(Data records)
-- Start --

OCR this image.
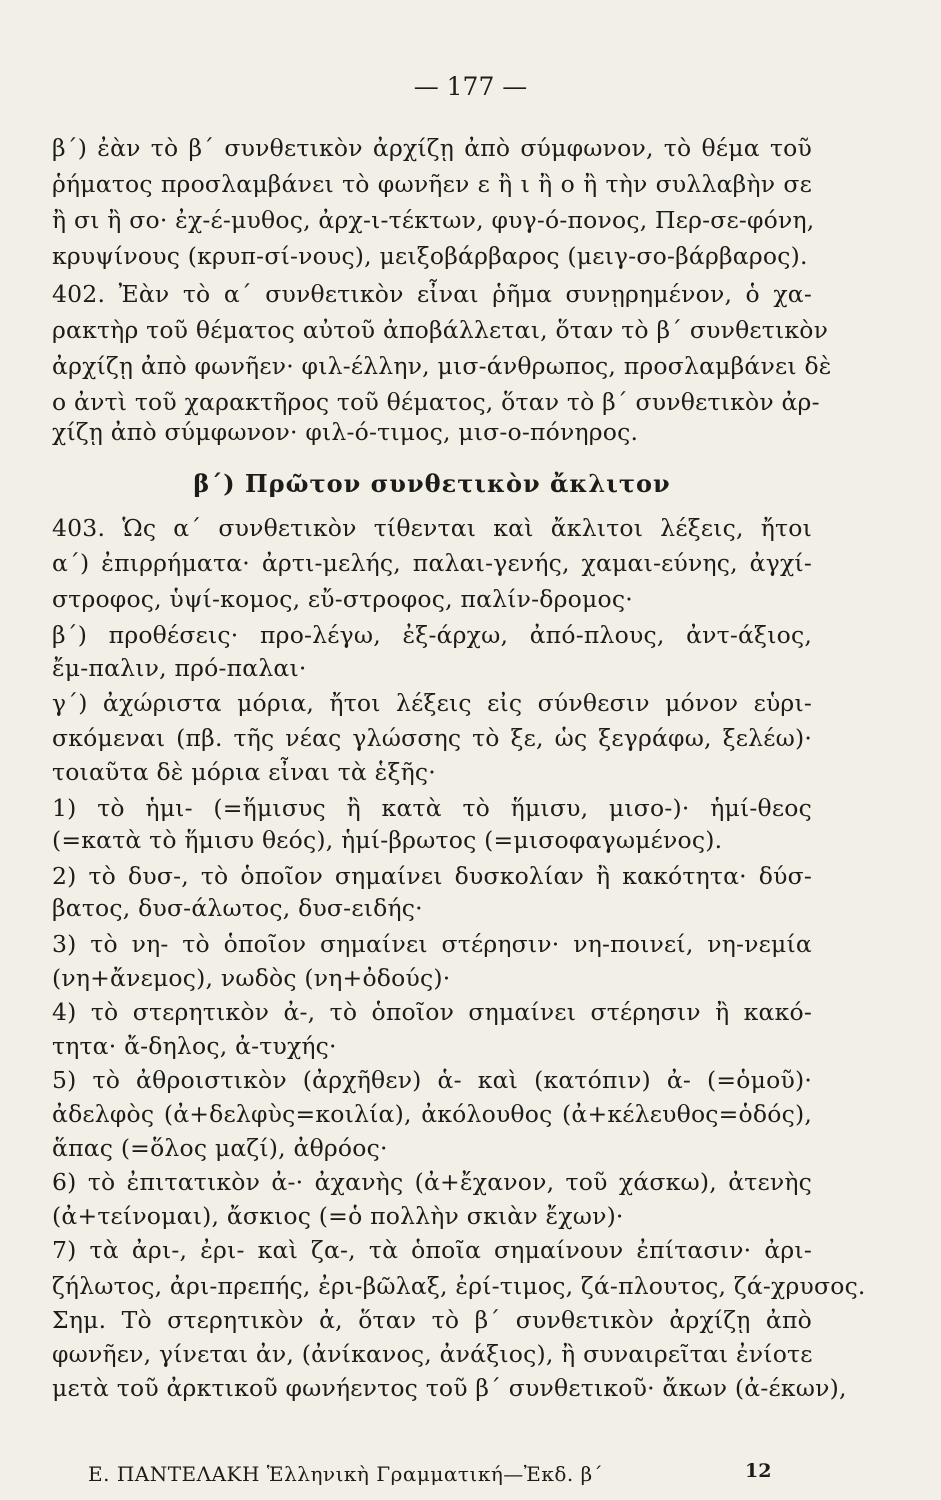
— 177 —
β΄) ἐὰν τὸ β΄ συνθετικὸν ἀρχίζῃ ἀπὸ σύμφωνον, τὸ θέμα τοῦ
ῥήματος προσλαμβάνει τὸ φωνῆεν ε ἢ ι ἢ ο ἢ τὴν συλλαβὴν σε
ἢ σι ἢ σο· ἐχ-έ-μυθος, ἀρχ-ι-τέκτων, φυγ-ό-πονος, Περ-σε-φόνη,
κρυψίνους (κρυπ-σί-νους), μειξοβάρβαρος (μειγ-σο-βάρβαρος).
402. Ἐὰν τὸ α΄ συνθετικὸν εἶναι ῥῆμα συνῃρημένον, ὁ χα-
ρακτὴρ τοῦ θέματος αὐτοῦ ἀποβάλλεται, ὅταν τὸ β΄ συνθετικὸν
ἀρχίζῃ ἀπὸ φωνῆεν· φιλ-έλλην, μισ-άνθρωπος, προσλαμβάνει δὲ
ο ἀντὶ τοῦ χαρακτῆρος τοῦ θέματος, ὅταν τὸ β΄ συνθετικὸν ἀρ-
χίζῃ ἀπὸ σύμφωνον· φιλ-ό-τιμος, μισ-ο-πόνηρος.
β΄) Πρῶτον συνθετικὸν ἄκλιτον
403. Ὡς α΄ συνθετικὸν τίθενται καὶ ἄκλιτοι λέξεις, ἤτοι
α΄) ἐπιρρήματα· ἀρτι-μελής, παλαι-γενής, χαμαι-εύνης, ἀγχί-
στροφος, ὑψί-κομος, εὔ-στροφος, παλίν-δρομος·
β΄) προθέσεις· προ-λέγω, ἐξ-άρχω, ἀπό-πλους, ἀντ-άξιος,
ἔμ-παλιν, πρό-παλαι·
γ΄) ἀχώριστα μόρια, ἤτοι λέξεις εἰς σύνθεσιν μόνον εὑρι-
σκόμεναι (πβ. τῆς νέας γλώσσης τὸ ξε, ὡς ξεγράφω, ξελέω)·
τοιαῦτα δὲ μόρια εἶναι τὰ ἑξῆς·
1) τὸ ἡμι- (=ἥμισυς ἢ κατὰ τὸ ἥμισυ, μισο-)· ἡμί-θεος
(=κατὰ τὸ ἥμισυ θεός), ἡμί-βρωτος (=μισοφαγωμένος).
2) τὸ δυσ-, τὸ ὁποῖον σημαίνει δυσκολίαν ἢ κακότητα· δύσ-
βατος, δυσ-άλωτος, δυσ-ειδής·
3) τὸ νη- τὸ ὁποῖον σημαίνει στέρησιν· νη-ποινεί, νη-νεμία
(νη+ἄνεμος), νωδὸς (νη+ὀδούς)·
4) τὸ στερητικὸν ἀ-, τὸ ὁποῖον σημαίνει στέρησιν ἢ κακό-
τητα· ἄ-δηλος, ἀ-τυχής·
5) τὸ ἀθροιστικὸν (ἀρχῆθεν) ἁ- καὶ (κατόπιν) ἀ- (=ὁμοῦ)·
ἀδελφὸς (ἀ+δελφὺς=κοιλία), ἀκόλουθος (ἀ+κέλευθος=ὁδός),
ἅπας (=ὅλος μαζί), ἀθρόος·
6) τὸ ἐπιτατικὸν ἀ-· ἀχανὴς (ἀ+ἔχανον, τοῦ χάσκω), ἀτενὴς
(ἀ+τείνομαι), ἄσκιος (=ὁ πολλὴν σκιὰν ἔχων)·
7) τὰ ἀρι-, ἐρι- καὶ ζα-, τὰ ὁποῖα σημαίνουν ἐπίτασιν· ἀρι-
ζήλωτος, ἀρι-πρεπής, ἐρι-βῶλαξ, ἐρί-τιμος, ζά-πλουτος, ζά-χρυσος.
Σημ. Τὸ στερητικὸν ἀ, ὅταν τὸ β΄ συνθετικὸν ἀρχίζῃ ἀπὸ
φωνῆεν, γίνεται ἀν, (ἀνίκανος, ἀνάξιος), ἢ συναιρεῖται ἐνίοτε
μετὰ τοῦ ἀρκτικοῦ φωνήεντος τοῦ β΄ συνθετικοῦ· ἄκων (ἀ-έκων),
Ε. ΠΑΝΤΕΛΑΚΗ Ἑλληνικὴ Γραμματική—Ἐκδ. β΄	12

-- End --

Task requirements: Locate all lines in the listing above with the word "ὁποῖον" and copy them.

Right answer:
2) τὸ δυσ-, τὸ ὁποῖον σημαίνει δυσκολίαν ἢ κακότητα· δύσ-
3) τὸ νη- τὸ ὁποῖον σημαίνει στέρησιν· νη-ποινεί, νη-νεμία
4) τὸ στερητικὸν ἀ-, τὸ ὁποῖον σημαίνει στέρησιν ἢ κακό-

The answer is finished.